-- THE PROBLEM --
A faithful transcript of all the lines below, with no pictures, is the goal here.

-- DATA SHOWN --
________

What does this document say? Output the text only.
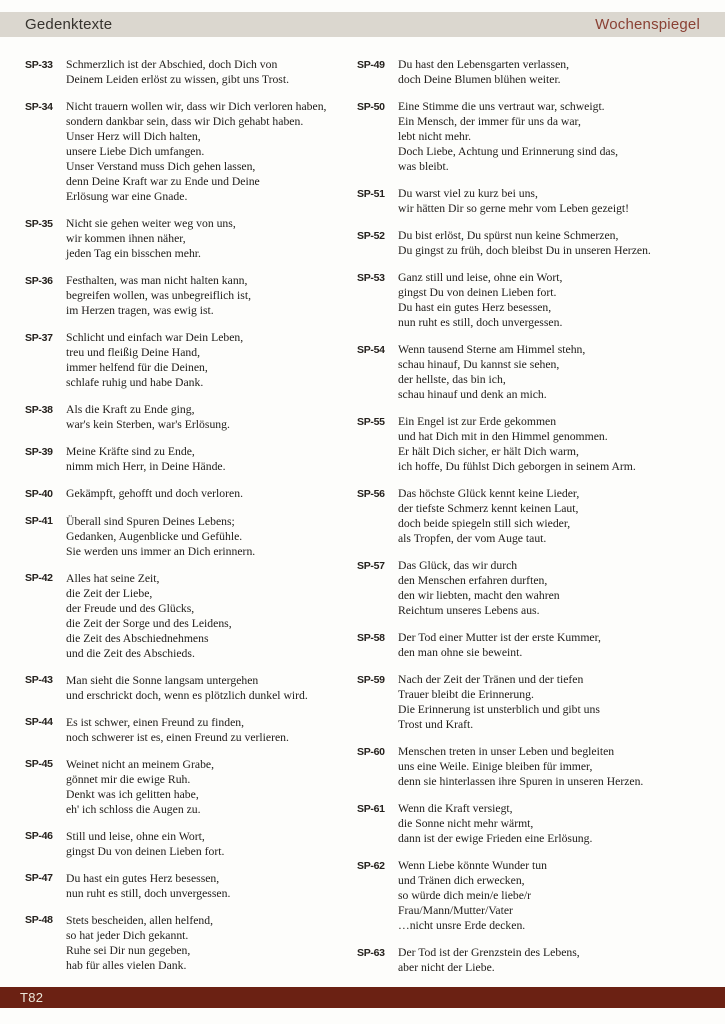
Gedenktexte	Wochenspiegel
SP-33	Schmerzlich ist der Abschied, doch Dich von
Deinem Leiden erlöst zu wissen, gibt uns Trost.
SP-34	Nicht trauern wollen wir, dass wir Dich verloren haben,
sondern dankbar sein, dass wir Dich gehabt haben.
Unser Herz will Dich halten,
unsere Liebe Dich umfangen.
Unser Verstand muss Dich gehen lassen,
denn Deine Kraft war zu Ende und Deine
Erlösung war eine Gnade.
SP-35	Nicht sie gehen weiter weg von uns,
wir kommen ihnen näher,
jeden Tag ein bisschen mehr.
SP-36	Festhalten, was man nicht halten kann,
begreifen wollen, was unbegreiflich ist,
im Herzen tragen, was ewig ist.
SP-37	Schlicht und einfach war Dein Leben,
treu und fleißig Deine Hand,
immer helfend für die Deinen,
schlafe ruhig und habe Dank.
SP-38	Als die Kraft zu Ende ging,
war's kein Sterben, war's Erlösung.
SP-39	Meine Kräfte sind zu Ende,
nimm mich Herr, in Deine Hände.
SP-40	Gekämpft, gehofft und doch verloren.
SP-41	Überall sind Spuren Deines Lebens;
Gedanken, Augenblicke und Gefühle.
Sie werden uns immer an Dich erinnern.
SP-42	Alles hat seine Zeit,
die Zeit der Liebe,
der Freude und des Glücks,
die Zeit der Sorge und des Leidens,
die Zeit des Abschiednehmens
und die Zeit des Abschieds.
SP-43	Man sieht die Sonne langsam untergehen
und erschrickt doch, wenn es plötzlich dunkel wird.
SP-44	Es ist schwer, einen Freund zu finden,
noch schwerer ist es, einen Freund zu verlieren.
SP-45	Weinet nicht an meinem Grabe,
gönnet mir die ewige Ruh.
Denkt was ich gelitten habe,
eh' ich schloss die Augen zu.
SP-46	Still und leise, ohne ein Wort,
gingst Du von deinen Lieben fort.
SP-47	Du hast ein gutes Herz besessen,
nun ruht es still, doch unvergessen.
SP-48	Stets bescheiden, allen helfend,
so hat jeder Dich gekannt.
Ruhe sei Dir nun gegeben,
hab für alles vielen Dank.
SP-49	Du hast den Lebensgarten verlassen,
doch Deine Blumen blühen weiter.
SP-50	Eine Stimme die uns vertraut war, schweigt.
Ein Mensch, der immer für uns da war,
lebt nicht mehr.
Doch Liebe, Achtung und Erinnerung sind das,
was bleibt.
SP-51	Du warst viel zu kurz bei uns,
wir hätten Dir so gerne mehr vom Leben gezeigt!
SP-52	Du bist erlöst, Du spürst nun keine Schmerzen,
Du gingst zu früh, doch bleibst Du in unseren Herzen.
SP-53	Ganz still und leise, ohne ein Wort,
gingst Du von deinen Lieben fort.
Du hast ein gutes Herz besessen,
nun ruht es still, doch unvergessen.
SP-54	Wenn tausend Sterne am Himmel stehn,
schau hinauf, Du kannst sie sehen,
der hellste, das bin ich,
schau hinauf und denk an mich.
SP-55	Ein Engel ist zur Erde gekommen
und hat Dich mit in den Himmel genommen.
Er hält Dich sicher, er hält Dich warm,
ich hoffe, Du fühlst Dich geborgen in seinem Arm.
SP-56	Das höchste Glück kennt keine Lieder,
der tiefste Schmerz kennt keinen Laut,
doch beide spiegeln still sich wieder,
als Tropfen, der vom Auge taut.
SP-57	Das Glück, das wir durch
den Menschen erfahren durften,
den wir liebten, macht den wahren
Reichtum unseres Lebens aus.
SP-58	Der Tod einer Mutter ist der erste Kummer,
den man ohne sie beweint.
SP-59	Nach der Zeit der Tränen und der tiefen
Trauer bleibt die Erinnerung.
Die Erinnerung ist unsterblich und gibt uns
Trost und Kraft.
SP-60	Menschen treten in unser Leben und begleiten
uns eine Weile. Einige bleiben für immer,
denn sie hinterlassen ihre Spuren in unseren Herzen.
SP-61	Wenn die Kraft versiegt,
die Sonne nicht mehr wärmt,
dann ist der ewige Frieden eine Erlösung.
SP-62	Wenn Liebe könnte Wunder tun
und Tränen dich erwecken,
so würde dich mein/e liebe/r
Frau/Mann/Mutter/Vater
…nicht unsre Erde decken.
SP-63	Der Tod ist der Grenzstein des Lebens,
aber nicht der Liebe.
T82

________

-- WRITTEN SOLUTION --
What does this document say? Output the text only.
Gedenktexte	Wochenspiegel
SP-33	Schmerzlich ist der Abschied, doch Dich von
Deinem Leiden erlöst zu wissen, gibt uns Trost.
SP-34	Nicht trauern wollen wir, dass wir Dich verloren haben,
sondern dankbar sein, dass wir Dich gehabt haben.
Unser Herz will Dich halten,
unsere Liebe Dich umfangen.
Unser Verstand muss Dich gehen lassen,
denn Deine Kraft war zu Ende und Deine
Erlösung war eine Gnade.
SP-35	Nicht sie gehen weiter weg von uns,
wir kommen ihnen näher,
jeden Tag ein bisschen mehr.
SP-36	Festhalten, was man nicht halten kann,
begreifen wollen, was unbegreiflich ist,
im Herzen tragen, was ewig ist.
SP-37	Schlicht und einfach war Dein Leben,
treu und fleißig Deine Hand,
immer helfend für die Deinen,
schlafe ruhig und habe Dank.
SP-38	Als die Kraft zu Ende ging,
war's kein Sterben, war's Erlösung.
SP-39	Meine Kräfte sind zu Ende,
nimm mich Herr, in Deine Hände.
SP-40	Gekämpft, gehofft und doch verloren.
SP-41	Überall sind Spuren Deines Lebens;
Gedanken, Augenblicke und Gefühle.
Sie werden uns immer an Dich erinnern.
SP-42	Alles hat seine Zeit,
die Zeit der Liebe,
der Freude und des Glücks,
die Zeit der Sorge und des Leidens,
die Zeit des Abschiednehmens
und die Zeit des Abschieds.
SP-43	Man sieht die Sonne langsam untergehen
und erschrickt doch, wenn es plötzlich dunkel wird.
SP-44	Es ist schwer, einen Freund zu finden,
noch schwerer ist es, einen Freund zu verlieren.
SP-45	Weinet nicht an meinem Grabe,
gönnet mir die ewige Ruh.
Denkt was ich gelitten habe,
eh' ich schloss die Augen zu.
SP-46	Still und leise, ohne ein Wort,
gingst Du von deinen Lieben fort.
SP-47	Du hast ein gutes Herz besessen,
nun ruht es still, doch unvergessen.
SP-48	Stets bescheiden, allen helfend,
so hat jeder Dich gekannt.
Ruhe sei Dir nun gegeben,
hab für alles vielen Dank.
SP-49	Du hast den Lebensgarten verlassen,
doch Deine Blumen blühen weiter.
SP-50	Eine Stimme die uns vertraut war, schweigt.
Ein Mensch, der immer für uns da war,
lebt nicht mehr.
Doch Liebe, Achtung und Erinnerung sind das,
was bleibt.
SP-51	Du warst viel zu kurz bei uns,
wir hätten Dir so gerne mehr vom Leben gezeigt!
SP-52	Du bist erlöst, Du spürst nun keine Schmerzen,
Du gingst zu früh, doch bleibst Du in unseren Herzen.
SP-53	Ganz still und leise, ohne ein Wort,
gingst Du von deinen Lieben fort.
Du hast ein gutes Herz besessen,
nun ruht es still, doch unvergessen.
SP-54	Wenn tausend Sterne am Himmel stehn,
schau hinauf, Du kannst sie sehen,
der hellste, das bin ich,
schau hinauf und denk an mich.
SP-55	Ein Engel ist zur Erde gekommen
und hat Dich mit in den Himmel genommen.
Er hält Dich sicher, er hält Dich warm,
ich hoffe, Du fühlst Dich geborgen in seinem Arm.
SP-56	Das höchste Glück kennt keine Lieder,
der tiefste Schmerz kennt keinen Laut,
doch beide spiegeln still sich wieder,
als Tropfen, der vom Auge taut.
SP-57	Das Glück, das wir durch
den Menschen erfahren durften,
den wir liebten, macht den wahren
Reichtum unseres Lebens aus.
SP-58	Der Tod einer Mutter ist der erste Kummer,
den man ohne sie beweint.
SP-59	Nach der Zeit der Tränen und der tiefen
Trauer bleibt die Erinnerung.
Die Erinnerung ist unsterblich und gibt uns
Trost und Kraft.
SP-60	Menschen treten in unser Leben und begleiten
uns eine Weile. Einige bleiben für immer,
denn sie hinterlassen ihre Spuren in unseren Herzen.
SP-61	Wenn die Kraft versiegt,
die Sonne nicht mehr wärmt,
dann ist der ewige Frieden eine Erlösung.
SP-62	Wenn Liebe könnte Wunder tun
und Tränen dich erwecken,
so würde dich mein/e liebe/r
Frau/Mann/Mutter/Vater
…nicht unsre Erde decken.
SP-63	Der Tod ist der Grenzstein des Lebens,
aber nicht der Liebe.
T82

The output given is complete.